How many lines of the data include the string "除特殊标记外"? State the number and nothing else.

** START OF GIVEN INFORMATION **

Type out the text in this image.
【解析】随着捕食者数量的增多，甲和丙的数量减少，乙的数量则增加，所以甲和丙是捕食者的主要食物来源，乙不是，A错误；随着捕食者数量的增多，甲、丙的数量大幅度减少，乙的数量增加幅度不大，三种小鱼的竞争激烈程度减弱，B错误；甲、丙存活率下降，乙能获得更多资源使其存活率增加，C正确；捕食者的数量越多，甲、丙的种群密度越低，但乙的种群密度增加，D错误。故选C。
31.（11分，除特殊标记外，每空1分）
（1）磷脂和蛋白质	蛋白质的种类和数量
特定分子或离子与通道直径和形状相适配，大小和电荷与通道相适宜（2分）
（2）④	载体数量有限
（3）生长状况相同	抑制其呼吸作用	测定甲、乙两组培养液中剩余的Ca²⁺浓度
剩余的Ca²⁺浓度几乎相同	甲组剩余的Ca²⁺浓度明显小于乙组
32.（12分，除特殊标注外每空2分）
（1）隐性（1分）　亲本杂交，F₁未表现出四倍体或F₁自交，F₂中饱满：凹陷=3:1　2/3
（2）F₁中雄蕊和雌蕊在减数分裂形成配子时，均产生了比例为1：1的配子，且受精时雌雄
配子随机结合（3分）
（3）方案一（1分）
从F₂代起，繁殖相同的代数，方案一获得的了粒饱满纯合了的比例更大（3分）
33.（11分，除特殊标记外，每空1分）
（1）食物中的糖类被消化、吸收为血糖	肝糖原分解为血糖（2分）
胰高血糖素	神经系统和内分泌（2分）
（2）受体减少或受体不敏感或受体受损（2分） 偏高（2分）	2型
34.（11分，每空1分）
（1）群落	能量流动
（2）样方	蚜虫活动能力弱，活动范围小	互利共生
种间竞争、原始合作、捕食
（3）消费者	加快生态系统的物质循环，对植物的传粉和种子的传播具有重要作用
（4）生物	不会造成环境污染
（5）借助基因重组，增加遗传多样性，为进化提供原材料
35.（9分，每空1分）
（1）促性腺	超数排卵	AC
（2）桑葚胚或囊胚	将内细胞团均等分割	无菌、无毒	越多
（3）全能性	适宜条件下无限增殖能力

** END OF GIVEN INFORMATION **

## OUTPUT OF THE EXERCISE:
2